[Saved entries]
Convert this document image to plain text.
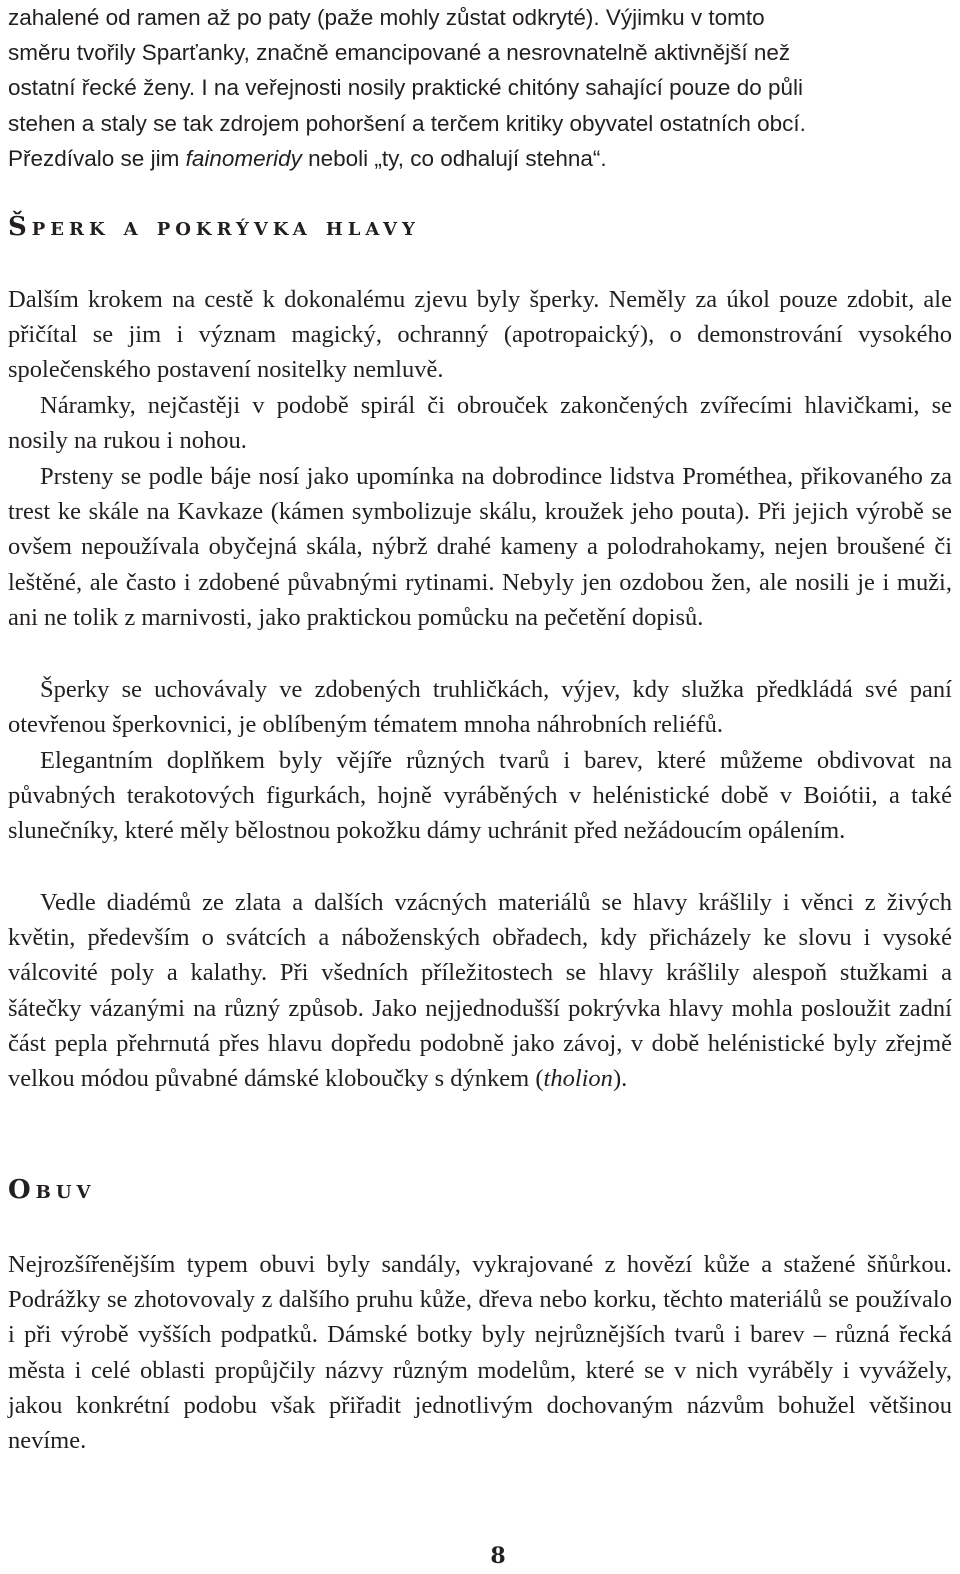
zahalené od ramen až po paty (paže mohly zůstat odkryté). Výjimku v tomto
směru tvořily Sparťanky, značně emancipované a nesrovnatelně aktivnější než
ostatní řecké ženy. I na veřejnosti nosily praktické chitóny sahající pouze do půli
stehen a staly se tak zdrojem pohoršení a terčem kritiky obyvatel ostatních obcí.
Přezdívalo se jim fainomeridy neboli „ty, co odhalují stehna“.
Šperk a pokrývka hlavy

Dalším krokem na cestě k dokonalému zjevu byly šperky. Neměly za úkol pouze zdobit, ale přičítal se jim i význam magický, ochranný (apotropaický), o demonstrování vysokého společenského postavení nositelky nemluvě.

Náramky, nejčastěji v podobě spirál či obrouček zakončených zvířecími hlavičkami, se nosily na rukou i nohou.

Prsteny se podle báje nosí jako upomínka na dobrodince lidstva Prométhea, přikovaného za trest ke skále na Kavkaze (kámen symbolizuje skálu, kroužek jeho pouta). Při jejich výrobě se ovšem nepoužívala obyčejná skála, nýbrž drahé kameny a polodrahokamy, nejen broušené či leštěné, ale často i zdobené půvabnými rytinami. Nebyly jen ozdobou žen, ale nosili je i muži, ani ne tolik z marnivosti, jako praktickou pomůcku na pečetění dopisů.

Šperky se uchovávaly ve zdobených truhličkách, výjev, kdy služka předkládá své paní otevřenou šperkovnici, je oblíbeným tématem mnoha náhrobních reliéfů.

Elegantním doplňkem byly vějíře různých tvarů i barev, které můžeme obdivovat na půvabných terakotových figurkách, hojně vyráběných v helénistické době v Boiótii, a také slunečníky, které měly bělostnou pokožku dámy uchránit před nežádoucím opálením.

Vedle diadémů ze zlata a dalších vzácných materiálů se hlavy krášlily i věnci z živých květin, především o svátcích a náboženských obřadech, kdy přicházely ke slovu i vysoké válcovité poly a kalathy. Při všedních příležitostech se hlavy krášlily alespoň stužkami a šátečky vázanými na různý způsob. Jako nejjednodušší pokrývka hlavy mohla posloužit zadní část pepla přehrnutá přes hlavu dopředu podobně jako závoj, v době helénistické byly zřejmě velkou módou půvabné dámské kloboučky s dýnkem (tholion).

Obuv

Nejrozšířenějším typem obuvi byly sandály, vykrajované z hovězí kůže a stažené šňůrkou. Podrážky se zhotovovaly z dalšího pruhu kůže, dřeva nebo korku, těchto materiálů se používalo i při výrobě vyšších podpatků. Dámské botky byly nejrůznějších tvarů i barev – různá řecká města i celé oblasti propůjčily názvy různým modelům, které se v nich vyráběly i vyvážely, jakou konkrétní podobu však přiřadit jednotlivým dochovaným názvům bohužel většinou nevíme.

8
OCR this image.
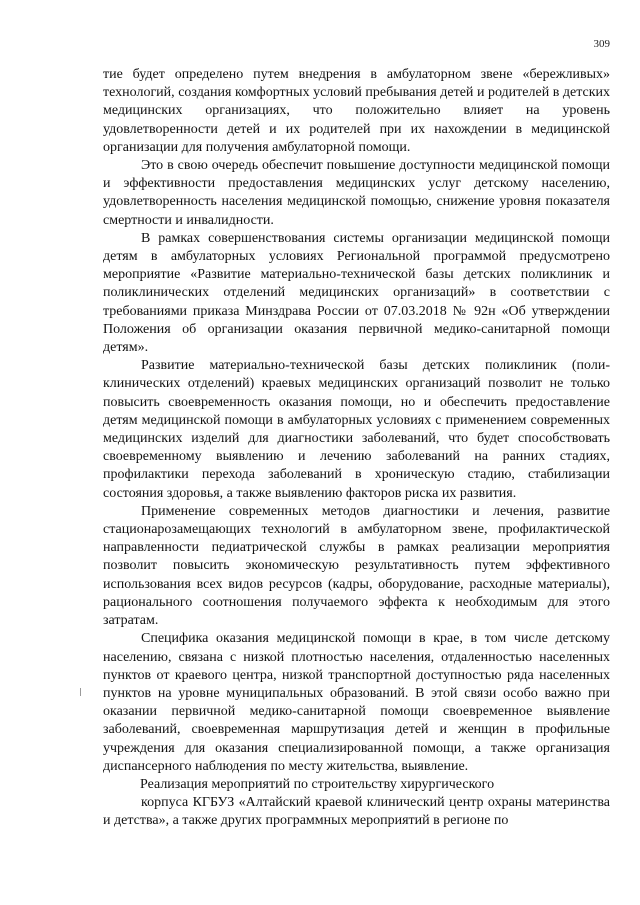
309

тие будет определено путем внедрения в амбулаторном звене «бережливых» технологий, создания комфортных условий пребывания детей и родителей в детских медицинских организациях, что положительно влияет на уровень удовлетворенности детей и их родителей при их нахождении в медицинской организации для получения амбулаторной помощи.

Это в свою очередь обеспечит повышение доступности медицинской помощи и эффективности предоставления медицинских услуг детскому населению, удовлетворенность населения медицинской помощью, снижение уровня показателя смертности и инвалидности.

В рамках совершенствования системы организации медицинской помощи детям в амбулаторных условиях Региональной программой предусмотрено мероприятие «Развитие материально-технической базы детских поликлиник и поликлинических отделений медицинских организаций» в соответствии с требованиями приказа Минздрава России от 07.03.2018 № 92н «Об утверждении Положения об организации оказания первичной медико-санитарной помощи детям».

Развитие материально-технической базы детских поликлиник (поликлинических отделений) краевых медицинских организаций позволит не только повысить своевременность оказания помощи, но и обеспечить предоставление детям медицинской помощи в амбулаторных условиях с применением современных медицинских изделий для диагностики заболеваний, что будет способствовать своевременному выявлению и лечению заболеваний на ранних стадиях, профилактики перехода заболеваний в хроническую стадию, стабилизации состояния здоровья, а также выявлению факторов риска их развития.

Применение современных методов диагностики и лечения, развитие стационарозамещающих технологий в амбулаторном звене, профилактической направленности педиатрической службы в рамках реализации мероприятия позволит повысить экономическую результативность путем эффективного использования всех видов ресурсов (кадры, оборудование, расходные материалы), рационального соотношения получаемого эффекта к необходимым для этого затратам.

Специфика оказания медицинской помощи в крае, в том числе детскому населению, связана с низкой плотностью населения, отдаленностью населенных пунктов от краевого центра, низкой транспортной доступностью ряда населенных пунктов на уровне муниципальных образований. В этой связи особо важно при оказании первичной медико-санитарной помощи своевременное выявление заболеваний, своевременная маршрутизация детей и женщин в профильные учреждения для оказания специализированной помощи, а также организация диспансерного наблюдения по месту жительства, выявление.

Реализация мероприятий по строительству хирургического

корпуса КГБУЗ «Алтайский краевой клинический центр охраны материнства и детства», а также других программных мероприятий в регионе по
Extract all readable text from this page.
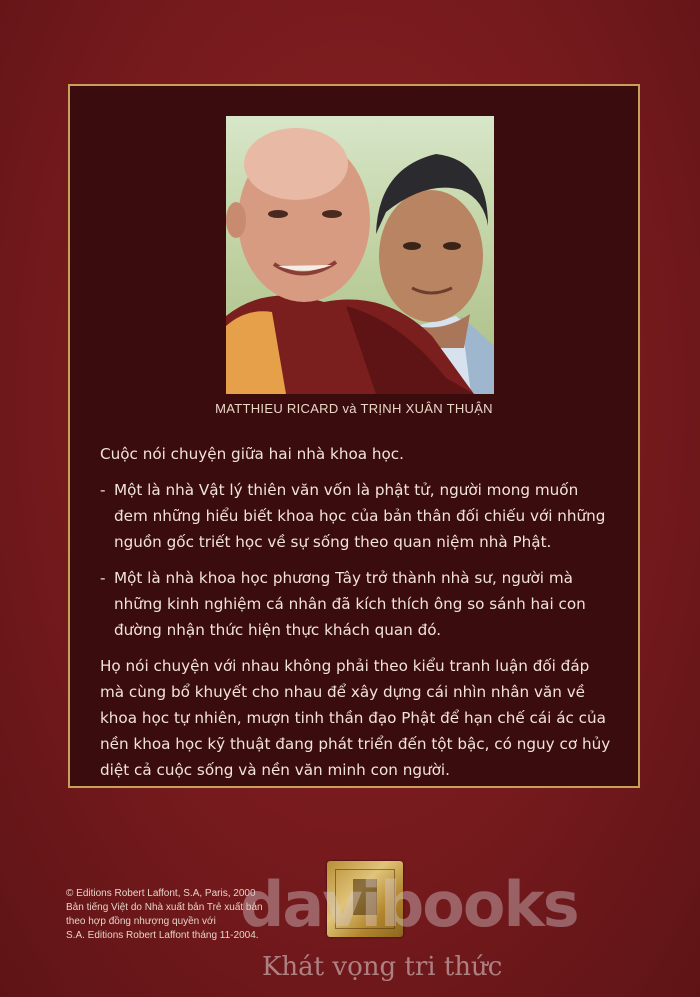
MATTHIEU RICARD và TRỊNH XUÂN THUẬN

Cuộc nói chuyện giữa hai nhà khoa học.

- Một là nhà Vật lý thiên văn vốn là phật tử, người mong muốn đem những hiểu biết khoa học của bản thân đối chiếu với những nguồn gốc triết học về sự sống theo quan niệm nhà Phật.

- Một là nhà khoa học phương Tây trở thành nhà sư, người mà những kinh nghiệm cá nhân đã kích thích ông so sánh hai con đường nhận thức hiện thực khách quan đó.

Họ nói chuyện với nhau không phải theo kiểu tranh luận đối đáp mà cùng bổ khuyết cho nhau để xây dựng cái nhìn nhân văn về khoa học tự nhiên, mượn tinh thần đạo Phật để hạn chế cái ác của nền khoa học kỹ thuật đang phát triển đến tột bậc, có nguy cơ hủy diệt cả cuộc sống và nền văn minh con người.

© Editions Robert Laffont, S.A, Paris, 2000
Bản tiếng Việt do Nhà xuất bản Trẻ xuất bản
theo hợp đồng nhượng quyền với
S.A. Editions Robert Laffont tháng 11-2004.
davibooks
Khát vọng tri thức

> _Problem requirements_: Where a line holds the string "pokrývka", copy that line.

> _Result below_:
Šperk a pokrývka hlavy
Vedle diadémů ze zlata a dalších vzácných materiálů se hlavy krášlily i věnci z živých květin, především o svátcích a náboženských obřadech, kdy přicházely ke slovu i vysoké válcovité poly a kalathy. Při všedních příležitostech se hlavy krášlily alespoň stužkami a šátečky vázanými na různý způsob. Jako nejjednodušší pokrývka hlavy mohla posloužit zadní část pepla přehrnutá přes hlavu dopředu podobně jako závoj, v době helénistické byly zřejmě velkou módou půvabné dámské kloboučky s dýnkem (tholion).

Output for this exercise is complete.